▸ **EXERCISE DESCRIPTION**
Collect every line that includes the string "Глава".

Rows from a dataset:
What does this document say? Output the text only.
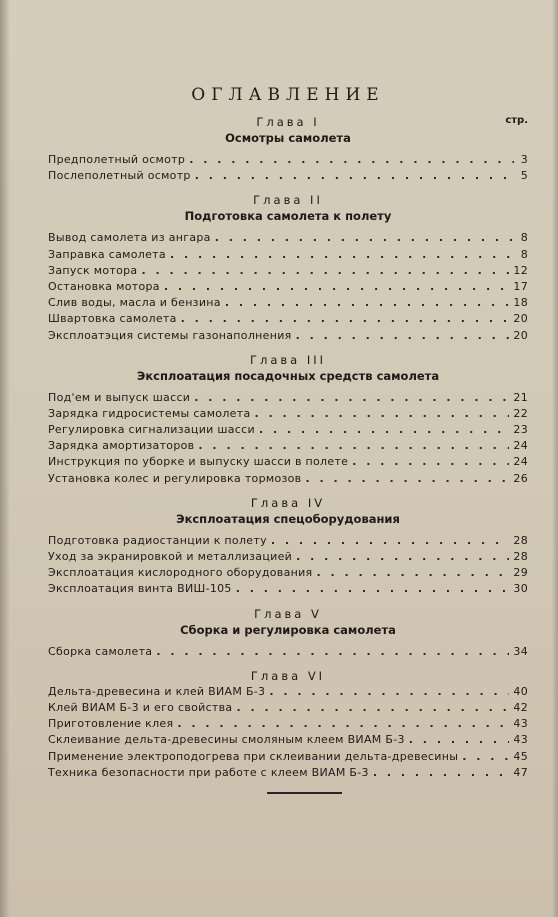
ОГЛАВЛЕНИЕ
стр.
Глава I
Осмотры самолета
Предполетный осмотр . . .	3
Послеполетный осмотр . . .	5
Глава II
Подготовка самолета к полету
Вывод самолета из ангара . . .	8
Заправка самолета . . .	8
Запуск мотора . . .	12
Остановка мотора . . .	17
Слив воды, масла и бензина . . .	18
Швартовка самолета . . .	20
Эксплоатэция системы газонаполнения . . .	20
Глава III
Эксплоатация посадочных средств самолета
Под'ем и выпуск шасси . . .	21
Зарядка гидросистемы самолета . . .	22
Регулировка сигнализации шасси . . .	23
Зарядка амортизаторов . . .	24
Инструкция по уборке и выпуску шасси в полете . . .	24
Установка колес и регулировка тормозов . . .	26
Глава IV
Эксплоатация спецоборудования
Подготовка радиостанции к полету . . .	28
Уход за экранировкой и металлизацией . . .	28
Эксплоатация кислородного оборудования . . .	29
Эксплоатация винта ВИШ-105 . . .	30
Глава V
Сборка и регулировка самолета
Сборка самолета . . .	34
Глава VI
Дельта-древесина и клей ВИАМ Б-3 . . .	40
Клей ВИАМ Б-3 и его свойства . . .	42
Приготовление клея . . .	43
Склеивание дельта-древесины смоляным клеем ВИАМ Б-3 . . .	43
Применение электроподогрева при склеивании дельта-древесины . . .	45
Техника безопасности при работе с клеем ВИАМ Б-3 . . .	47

▸ **EXERCISE RESPONSE**
Глава I
Глава II
Глава III
Глава IV
Глава V
Глава VI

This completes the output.